(Records from a collection)
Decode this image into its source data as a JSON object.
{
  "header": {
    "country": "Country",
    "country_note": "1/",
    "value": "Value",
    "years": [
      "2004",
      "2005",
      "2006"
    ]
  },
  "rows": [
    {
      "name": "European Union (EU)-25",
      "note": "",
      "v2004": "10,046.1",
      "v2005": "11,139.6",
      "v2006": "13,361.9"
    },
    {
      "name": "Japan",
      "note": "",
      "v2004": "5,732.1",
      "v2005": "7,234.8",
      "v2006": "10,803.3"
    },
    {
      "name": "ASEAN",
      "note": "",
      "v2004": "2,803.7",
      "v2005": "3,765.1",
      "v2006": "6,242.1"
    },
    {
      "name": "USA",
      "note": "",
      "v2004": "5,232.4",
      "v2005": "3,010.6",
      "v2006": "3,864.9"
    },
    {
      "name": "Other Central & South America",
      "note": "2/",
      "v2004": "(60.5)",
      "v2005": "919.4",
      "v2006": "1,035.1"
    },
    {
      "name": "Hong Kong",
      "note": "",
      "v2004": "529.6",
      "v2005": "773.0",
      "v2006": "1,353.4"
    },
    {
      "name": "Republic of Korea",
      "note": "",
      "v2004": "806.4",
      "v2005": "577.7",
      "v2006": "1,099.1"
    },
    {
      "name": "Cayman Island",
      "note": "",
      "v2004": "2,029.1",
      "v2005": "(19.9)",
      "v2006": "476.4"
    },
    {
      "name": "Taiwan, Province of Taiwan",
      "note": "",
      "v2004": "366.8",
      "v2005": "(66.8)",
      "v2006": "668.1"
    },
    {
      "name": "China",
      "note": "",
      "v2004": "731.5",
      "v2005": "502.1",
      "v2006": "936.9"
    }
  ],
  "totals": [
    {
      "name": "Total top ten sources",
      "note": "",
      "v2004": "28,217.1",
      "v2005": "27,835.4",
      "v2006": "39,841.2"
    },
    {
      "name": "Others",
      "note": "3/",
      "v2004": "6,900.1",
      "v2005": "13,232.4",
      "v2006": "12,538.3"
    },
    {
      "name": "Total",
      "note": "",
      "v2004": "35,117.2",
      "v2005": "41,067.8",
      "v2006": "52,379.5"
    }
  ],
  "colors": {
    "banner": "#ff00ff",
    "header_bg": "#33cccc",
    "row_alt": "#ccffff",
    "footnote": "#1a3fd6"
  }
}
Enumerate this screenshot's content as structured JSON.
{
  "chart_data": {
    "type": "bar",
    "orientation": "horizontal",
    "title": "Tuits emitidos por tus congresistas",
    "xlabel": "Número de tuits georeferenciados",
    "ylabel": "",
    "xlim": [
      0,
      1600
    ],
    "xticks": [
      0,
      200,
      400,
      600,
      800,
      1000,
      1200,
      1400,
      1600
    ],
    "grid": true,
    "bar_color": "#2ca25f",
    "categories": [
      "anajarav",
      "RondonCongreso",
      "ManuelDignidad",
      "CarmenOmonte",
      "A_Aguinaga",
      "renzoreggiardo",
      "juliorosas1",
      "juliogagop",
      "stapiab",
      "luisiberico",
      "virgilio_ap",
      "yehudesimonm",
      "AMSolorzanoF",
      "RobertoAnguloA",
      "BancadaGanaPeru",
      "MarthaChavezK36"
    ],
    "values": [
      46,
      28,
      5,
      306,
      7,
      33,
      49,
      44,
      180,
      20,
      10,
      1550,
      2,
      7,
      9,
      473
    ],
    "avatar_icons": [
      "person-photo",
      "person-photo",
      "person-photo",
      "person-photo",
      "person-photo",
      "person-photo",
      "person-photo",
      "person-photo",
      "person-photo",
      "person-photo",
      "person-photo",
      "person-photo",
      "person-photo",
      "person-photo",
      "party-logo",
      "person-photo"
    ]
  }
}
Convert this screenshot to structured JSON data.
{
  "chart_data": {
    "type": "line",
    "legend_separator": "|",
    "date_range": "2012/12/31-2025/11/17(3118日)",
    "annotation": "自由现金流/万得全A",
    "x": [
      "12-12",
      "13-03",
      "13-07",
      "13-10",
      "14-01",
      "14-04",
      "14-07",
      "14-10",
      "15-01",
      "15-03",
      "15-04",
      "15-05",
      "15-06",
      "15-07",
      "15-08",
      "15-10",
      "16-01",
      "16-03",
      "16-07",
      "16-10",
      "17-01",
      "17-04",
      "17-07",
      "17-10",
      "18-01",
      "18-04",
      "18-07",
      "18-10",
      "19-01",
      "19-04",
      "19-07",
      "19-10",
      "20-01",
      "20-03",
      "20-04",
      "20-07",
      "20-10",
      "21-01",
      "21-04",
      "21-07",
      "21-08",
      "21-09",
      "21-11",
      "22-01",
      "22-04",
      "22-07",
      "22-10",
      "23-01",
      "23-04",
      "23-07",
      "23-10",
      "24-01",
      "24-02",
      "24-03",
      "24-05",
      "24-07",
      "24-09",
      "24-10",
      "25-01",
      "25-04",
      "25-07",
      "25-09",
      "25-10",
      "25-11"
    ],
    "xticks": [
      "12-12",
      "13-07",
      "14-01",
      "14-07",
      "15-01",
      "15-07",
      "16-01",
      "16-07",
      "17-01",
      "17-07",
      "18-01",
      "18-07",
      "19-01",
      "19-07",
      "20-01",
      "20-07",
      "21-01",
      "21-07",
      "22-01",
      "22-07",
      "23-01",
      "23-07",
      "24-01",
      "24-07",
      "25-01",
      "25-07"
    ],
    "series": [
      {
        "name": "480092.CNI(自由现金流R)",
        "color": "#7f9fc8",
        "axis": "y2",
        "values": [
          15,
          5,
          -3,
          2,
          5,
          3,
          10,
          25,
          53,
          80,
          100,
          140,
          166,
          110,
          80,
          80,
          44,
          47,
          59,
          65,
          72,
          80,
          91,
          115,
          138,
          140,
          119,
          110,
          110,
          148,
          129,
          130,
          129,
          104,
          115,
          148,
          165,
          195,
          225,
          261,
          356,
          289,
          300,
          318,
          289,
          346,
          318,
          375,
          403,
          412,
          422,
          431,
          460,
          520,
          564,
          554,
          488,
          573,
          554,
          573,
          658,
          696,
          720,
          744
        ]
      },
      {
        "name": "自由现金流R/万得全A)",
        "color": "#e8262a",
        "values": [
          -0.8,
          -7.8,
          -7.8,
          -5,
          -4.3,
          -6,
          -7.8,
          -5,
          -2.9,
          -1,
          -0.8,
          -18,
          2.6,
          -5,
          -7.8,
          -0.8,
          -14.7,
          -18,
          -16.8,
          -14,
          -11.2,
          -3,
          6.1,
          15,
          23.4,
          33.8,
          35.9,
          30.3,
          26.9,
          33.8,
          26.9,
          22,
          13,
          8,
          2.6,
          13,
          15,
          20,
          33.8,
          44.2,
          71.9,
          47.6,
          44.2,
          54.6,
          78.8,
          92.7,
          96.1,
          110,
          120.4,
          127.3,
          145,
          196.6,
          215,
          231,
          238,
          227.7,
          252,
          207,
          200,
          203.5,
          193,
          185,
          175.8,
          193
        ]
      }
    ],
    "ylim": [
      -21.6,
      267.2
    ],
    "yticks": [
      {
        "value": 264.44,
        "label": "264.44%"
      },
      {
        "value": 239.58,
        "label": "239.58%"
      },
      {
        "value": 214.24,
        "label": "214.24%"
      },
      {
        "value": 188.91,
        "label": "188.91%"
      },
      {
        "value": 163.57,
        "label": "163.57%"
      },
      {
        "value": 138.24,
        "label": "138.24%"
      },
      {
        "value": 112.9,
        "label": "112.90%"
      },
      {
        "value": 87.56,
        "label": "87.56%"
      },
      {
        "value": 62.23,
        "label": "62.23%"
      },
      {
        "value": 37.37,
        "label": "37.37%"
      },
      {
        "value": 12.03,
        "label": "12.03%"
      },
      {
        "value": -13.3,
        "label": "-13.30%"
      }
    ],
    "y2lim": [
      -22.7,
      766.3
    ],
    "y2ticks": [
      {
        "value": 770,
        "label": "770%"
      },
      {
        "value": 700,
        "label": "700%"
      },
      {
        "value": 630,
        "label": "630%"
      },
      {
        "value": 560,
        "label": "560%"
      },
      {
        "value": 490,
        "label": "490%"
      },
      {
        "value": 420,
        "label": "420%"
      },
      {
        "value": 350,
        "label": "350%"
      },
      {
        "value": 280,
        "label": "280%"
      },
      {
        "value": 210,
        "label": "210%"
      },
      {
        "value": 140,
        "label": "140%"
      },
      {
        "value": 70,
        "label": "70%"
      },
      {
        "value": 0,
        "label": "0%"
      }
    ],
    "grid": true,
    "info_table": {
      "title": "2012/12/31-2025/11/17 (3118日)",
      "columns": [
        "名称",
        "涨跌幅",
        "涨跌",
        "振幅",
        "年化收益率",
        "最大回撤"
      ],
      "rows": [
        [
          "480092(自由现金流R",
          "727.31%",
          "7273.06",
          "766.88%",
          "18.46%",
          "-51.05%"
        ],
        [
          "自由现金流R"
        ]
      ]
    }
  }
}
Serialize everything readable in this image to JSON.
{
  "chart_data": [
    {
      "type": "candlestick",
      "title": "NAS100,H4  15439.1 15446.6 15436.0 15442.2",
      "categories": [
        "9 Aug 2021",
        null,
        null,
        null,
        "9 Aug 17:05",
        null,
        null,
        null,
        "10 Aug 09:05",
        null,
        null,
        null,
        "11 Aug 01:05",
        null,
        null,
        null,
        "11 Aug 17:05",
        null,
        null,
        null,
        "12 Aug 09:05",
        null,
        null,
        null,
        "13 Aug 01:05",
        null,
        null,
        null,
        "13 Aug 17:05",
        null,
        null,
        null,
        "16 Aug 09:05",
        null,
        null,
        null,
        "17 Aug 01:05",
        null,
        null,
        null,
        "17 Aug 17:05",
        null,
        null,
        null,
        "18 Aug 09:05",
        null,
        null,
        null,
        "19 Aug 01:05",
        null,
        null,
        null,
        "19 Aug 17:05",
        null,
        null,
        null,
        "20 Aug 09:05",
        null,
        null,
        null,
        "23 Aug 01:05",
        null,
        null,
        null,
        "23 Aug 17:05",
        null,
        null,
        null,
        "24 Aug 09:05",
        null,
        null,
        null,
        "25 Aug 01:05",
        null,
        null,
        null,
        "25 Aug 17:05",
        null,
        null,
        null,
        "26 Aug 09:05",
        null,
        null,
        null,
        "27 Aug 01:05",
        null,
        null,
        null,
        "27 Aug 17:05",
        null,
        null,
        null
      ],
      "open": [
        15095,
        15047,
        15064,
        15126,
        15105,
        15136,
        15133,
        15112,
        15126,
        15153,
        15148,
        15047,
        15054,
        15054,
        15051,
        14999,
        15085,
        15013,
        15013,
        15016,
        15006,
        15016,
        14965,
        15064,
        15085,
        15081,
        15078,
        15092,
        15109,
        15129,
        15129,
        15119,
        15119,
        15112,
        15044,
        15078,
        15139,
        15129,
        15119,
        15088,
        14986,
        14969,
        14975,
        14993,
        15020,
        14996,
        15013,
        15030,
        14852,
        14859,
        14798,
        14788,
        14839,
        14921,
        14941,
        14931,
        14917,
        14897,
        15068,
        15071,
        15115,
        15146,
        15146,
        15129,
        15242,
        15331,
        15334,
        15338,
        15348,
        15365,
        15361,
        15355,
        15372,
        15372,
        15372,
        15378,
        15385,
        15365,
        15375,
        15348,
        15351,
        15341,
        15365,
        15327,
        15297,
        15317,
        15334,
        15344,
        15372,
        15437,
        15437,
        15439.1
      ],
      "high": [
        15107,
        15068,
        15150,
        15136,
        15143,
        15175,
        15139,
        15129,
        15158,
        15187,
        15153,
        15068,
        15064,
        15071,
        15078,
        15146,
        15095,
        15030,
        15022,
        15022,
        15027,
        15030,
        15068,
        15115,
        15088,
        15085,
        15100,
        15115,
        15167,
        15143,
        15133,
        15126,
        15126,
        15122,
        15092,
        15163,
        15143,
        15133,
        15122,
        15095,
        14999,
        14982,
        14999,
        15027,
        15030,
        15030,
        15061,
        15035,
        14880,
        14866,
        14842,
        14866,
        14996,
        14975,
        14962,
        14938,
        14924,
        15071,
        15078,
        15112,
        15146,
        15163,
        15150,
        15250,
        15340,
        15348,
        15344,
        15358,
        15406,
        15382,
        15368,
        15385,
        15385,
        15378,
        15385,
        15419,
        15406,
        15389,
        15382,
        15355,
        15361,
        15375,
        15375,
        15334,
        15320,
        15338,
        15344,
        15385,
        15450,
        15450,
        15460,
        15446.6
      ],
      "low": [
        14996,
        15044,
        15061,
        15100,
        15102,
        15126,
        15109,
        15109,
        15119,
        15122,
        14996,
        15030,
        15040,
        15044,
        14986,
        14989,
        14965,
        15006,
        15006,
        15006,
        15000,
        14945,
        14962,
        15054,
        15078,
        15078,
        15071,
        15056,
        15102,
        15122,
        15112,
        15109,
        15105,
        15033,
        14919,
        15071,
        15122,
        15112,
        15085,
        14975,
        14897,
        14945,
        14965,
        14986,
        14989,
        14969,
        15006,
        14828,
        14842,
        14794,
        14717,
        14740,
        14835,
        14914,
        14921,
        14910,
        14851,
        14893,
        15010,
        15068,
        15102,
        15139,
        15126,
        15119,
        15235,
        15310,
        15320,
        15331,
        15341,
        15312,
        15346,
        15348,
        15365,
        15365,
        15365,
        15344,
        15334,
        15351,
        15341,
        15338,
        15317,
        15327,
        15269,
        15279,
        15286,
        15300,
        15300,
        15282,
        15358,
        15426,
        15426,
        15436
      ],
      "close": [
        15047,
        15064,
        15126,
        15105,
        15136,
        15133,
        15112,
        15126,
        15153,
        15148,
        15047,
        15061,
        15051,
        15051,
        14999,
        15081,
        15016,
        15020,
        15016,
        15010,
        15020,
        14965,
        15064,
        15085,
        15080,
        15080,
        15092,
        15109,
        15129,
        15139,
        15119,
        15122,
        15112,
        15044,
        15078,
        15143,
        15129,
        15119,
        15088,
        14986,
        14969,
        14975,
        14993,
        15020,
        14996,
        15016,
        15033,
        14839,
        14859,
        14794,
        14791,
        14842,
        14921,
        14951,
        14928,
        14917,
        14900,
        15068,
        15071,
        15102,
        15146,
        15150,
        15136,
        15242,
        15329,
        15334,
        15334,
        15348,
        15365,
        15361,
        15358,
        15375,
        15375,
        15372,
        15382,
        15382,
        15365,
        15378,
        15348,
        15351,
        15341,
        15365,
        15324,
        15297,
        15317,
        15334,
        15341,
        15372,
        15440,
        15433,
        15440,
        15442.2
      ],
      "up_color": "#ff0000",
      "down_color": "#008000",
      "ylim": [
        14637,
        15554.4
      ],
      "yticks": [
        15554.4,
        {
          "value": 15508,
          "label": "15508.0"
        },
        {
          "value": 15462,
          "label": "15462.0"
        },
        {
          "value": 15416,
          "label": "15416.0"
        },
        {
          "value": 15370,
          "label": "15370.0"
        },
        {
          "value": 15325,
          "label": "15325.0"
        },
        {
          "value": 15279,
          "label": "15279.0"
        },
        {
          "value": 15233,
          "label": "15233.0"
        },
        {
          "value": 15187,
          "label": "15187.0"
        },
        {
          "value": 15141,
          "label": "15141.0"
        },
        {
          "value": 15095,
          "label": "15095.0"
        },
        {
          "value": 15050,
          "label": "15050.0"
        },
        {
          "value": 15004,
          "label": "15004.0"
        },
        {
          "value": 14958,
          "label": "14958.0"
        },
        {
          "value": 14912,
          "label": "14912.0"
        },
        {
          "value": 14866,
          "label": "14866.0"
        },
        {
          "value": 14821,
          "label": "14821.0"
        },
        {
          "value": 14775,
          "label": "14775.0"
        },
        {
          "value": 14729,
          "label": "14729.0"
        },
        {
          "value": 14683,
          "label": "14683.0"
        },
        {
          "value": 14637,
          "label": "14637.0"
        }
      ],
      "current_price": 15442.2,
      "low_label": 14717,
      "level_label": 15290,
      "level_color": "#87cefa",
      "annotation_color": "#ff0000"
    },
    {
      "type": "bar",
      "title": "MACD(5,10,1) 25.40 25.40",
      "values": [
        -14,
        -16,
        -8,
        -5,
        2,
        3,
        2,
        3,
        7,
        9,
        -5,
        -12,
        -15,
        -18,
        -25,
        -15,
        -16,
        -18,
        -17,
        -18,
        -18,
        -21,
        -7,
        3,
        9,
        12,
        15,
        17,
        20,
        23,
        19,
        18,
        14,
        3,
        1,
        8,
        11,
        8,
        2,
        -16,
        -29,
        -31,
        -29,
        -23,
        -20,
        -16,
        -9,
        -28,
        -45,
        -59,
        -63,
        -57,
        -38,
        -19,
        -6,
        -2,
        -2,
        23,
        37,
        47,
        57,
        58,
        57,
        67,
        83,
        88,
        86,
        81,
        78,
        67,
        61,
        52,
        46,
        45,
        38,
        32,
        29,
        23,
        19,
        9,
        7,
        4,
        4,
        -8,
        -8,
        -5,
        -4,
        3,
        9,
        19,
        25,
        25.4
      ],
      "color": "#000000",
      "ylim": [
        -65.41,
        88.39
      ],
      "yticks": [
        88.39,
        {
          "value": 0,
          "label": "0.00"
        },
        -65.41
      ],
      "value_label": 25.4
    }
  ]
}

EXERCISE AIM |
Search the records for the word "title" and copy every line where it occurs.

ANSWER TO THE PROBLEM |
    "title": "Tuits emitidos por tus congresistas",
      "title": "2012/12/31-2025/11/17 (3118日)",
      "title": "NAS100,H4  15439.1 15446.6 15436.0 15442.2",
      "title": "MACD(5,10,1) 25.40 25.40",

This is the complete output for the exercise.